- _WHAT YOU SHOULD DO_
After counting the lines below that contain "aqueous", reply with that number alone.

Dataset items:
---------------
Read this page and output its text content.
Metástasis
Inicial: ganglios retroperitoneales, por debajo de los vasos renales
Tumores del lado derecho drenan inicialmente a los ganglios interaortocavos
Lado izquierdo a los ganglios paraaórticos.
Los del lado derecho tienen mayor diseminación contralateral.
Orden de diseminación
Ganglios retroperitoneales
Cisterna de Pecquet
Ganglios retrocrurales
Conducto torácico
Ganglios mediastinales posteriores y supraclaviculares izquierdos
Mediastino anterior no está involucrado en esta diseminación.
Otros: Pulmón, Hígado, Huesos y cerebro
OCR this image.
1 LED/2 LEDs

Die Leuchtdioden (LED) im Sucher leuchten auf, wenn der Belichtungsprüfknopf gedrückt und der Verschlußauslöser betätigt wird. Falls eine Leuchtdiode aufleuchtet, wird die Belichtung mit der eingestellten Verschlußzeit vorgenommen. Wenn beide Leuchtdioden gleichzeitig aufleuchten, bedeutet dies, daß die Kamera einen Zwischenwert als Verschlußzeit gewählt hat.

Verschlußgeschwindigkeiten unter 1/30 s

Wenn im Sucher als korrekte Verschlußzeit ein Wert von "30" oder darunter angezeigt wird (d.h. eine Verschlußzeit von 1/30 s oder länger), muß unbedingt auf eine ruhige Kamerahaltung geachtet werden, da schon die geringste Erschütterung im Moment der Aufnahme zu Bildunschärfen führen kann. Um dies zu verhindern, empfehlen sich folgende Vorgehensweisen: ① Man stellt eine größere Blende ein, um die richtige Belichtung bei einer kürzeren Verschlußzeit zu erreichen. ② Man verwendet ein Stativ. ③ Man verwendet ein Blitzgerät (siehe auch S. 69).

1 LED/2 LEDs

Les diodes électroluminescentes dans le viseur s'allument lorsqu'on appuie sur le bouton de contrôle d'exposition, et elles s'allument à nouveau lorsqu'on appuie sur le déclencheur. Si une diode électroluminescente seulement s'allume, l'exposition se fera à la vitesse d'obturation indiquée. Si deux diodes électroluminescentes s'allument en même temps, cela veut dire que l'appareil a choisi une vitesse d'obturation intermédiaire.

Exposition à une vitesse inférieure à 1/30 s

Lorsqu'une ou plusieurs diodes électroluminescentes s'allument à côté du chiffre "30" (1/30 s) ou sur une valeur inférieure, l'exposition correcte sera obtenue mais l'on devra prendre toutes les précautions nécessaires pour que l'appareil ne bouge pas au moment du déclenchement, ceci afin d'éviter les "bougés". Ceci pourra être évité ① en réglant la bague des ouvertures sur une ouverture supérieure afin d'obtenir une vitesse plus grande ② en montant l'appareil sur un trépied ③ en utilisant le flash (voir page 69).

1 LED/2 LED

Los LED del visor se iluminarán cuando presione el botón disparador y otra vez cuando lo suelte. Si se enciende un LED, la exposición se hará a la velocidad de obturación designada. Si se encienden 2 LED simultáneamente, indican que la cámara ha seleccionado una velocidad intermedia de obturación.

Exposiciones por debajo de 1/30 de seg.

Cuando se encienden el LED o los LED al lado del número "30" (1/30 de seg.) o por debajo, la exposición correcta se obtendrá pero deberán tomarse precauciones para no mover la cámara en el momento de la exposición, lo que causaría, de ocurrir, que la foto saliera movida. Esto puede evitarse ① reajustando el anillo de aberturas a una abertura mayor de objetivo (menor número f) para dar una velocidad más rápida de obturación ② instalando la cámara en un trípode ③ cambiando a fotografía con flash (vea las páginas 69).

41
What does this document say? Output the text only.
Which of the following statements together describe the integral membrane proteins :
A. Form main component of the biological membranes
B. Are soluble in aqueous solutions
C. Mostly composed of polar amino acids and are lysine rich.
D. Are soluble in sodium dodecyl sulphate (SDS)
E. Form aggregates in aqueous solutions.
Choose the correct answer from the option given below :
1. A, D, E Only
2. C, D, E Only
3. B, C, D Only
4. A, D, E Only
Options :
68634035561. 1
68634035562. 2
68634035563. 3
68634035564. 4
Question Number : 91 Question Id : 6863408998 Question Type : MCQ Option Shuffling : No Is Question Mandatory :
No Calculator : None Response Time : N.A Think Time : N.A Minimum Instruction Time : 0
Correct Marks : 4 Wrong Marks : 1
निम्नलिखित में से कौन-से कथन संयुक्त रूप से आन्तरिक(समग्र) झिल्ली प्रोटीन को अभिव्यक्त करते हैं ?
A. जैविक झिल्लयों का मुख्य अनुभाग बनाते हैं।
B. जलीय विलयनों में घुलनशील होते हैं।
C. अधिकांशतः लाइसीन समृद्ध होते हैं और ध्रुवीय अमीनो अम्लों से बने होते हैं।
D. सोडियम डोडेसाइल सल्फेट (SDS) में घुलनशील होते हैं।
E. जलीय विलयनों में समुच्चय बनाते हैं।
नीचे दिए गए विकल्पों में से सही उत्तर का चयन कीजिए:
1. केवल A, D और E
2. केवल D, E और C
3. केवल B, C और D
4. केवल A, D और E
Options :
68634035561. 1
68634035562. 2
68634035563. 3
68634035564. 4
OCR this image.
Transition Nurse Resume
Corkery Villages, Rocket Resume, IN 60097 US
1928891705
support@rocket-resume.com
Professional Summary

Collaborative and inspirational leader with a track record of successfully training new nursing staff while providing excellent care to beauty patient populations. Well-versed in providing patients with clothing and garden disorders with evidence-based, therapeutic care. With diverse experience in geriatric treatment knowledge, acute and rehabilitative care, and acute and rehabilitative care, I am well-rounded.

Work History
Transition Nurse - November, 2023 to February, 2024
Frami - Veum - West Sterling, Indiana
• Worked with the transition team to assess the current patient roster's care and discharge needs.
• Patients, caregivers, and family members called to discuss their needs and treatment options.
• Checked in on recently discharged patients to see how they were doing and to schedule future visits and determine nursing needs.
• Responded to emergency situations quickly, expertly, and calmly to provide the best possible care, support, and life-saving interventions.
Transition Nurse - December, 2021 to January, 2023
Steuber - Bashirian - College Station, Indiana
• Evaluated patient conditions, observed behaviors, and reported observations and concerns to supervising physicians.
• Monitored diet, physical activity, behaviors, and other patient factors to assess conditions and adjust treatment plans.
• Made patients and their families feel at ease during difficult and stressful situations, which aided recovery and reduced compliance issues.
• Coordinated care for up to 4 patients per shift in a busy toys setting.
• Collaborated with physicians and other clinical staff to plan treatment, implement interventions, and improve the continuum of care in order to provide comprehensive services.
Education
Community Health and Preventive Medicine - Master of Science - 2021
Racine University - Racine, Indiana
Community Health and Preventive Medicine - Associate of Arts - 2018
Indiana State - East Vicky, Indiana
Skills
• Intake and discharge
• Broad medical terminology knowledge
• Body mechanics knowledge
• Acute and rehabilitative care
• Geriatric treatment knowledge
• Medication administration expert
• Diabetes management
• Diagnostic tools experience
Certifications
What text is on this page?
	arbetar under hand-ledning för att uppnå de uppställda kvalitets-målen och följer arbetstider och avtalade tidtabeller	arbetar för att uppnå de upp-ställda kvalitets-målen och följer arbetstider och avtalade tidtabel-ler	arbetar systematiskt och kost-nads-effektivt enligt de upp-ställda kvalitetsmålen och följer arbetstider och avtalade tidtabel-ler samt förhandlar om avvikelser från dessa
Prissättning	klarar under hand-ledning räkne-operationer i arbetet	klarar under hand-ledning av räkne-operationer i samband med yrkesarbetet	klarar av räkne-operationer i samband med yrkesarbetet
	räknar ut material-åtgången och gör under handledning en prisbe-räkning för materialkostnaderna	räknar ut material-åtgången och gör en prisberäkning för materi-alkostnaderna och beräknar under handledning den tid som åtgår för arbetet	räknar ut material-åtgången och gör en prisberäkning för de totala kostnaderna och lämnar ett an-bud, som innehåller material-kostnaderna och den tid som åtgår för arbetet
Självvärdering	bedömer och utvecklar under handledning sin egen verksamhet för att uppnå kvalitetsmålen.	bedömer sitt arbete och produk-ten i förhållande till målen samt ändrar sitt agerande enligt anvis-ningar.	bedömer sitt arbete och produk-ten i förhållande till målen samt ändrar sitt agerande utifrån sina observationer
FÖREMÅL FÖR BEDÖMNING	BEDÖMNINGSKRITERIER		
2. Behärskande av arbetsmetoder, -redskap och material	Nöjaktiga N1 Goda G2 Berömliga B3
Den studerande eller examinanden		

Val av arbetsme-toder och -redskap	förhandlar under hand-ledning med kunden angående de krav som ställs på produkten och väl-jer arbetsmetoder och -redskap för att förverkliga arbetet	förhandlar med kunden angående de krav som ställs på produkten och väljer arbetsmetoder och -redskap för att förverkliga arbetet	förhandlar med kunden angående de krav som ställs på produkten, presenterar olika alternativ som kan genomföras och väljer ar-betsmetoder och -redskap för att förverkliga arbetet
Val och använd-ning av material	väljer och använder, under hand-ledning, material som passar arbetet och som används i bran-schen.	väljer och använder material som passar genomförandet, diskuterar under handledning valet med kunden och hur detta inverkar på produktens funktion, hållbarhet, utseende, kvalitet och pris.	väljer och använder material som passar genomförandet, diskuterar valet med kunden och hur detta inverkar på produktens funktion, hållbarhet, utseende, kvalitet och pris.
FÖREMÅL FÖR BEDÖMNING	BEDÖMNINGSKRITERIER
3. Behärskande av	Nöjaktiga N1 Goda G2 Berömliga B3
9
---------------
- _RESULT FOR THIS TASK_
2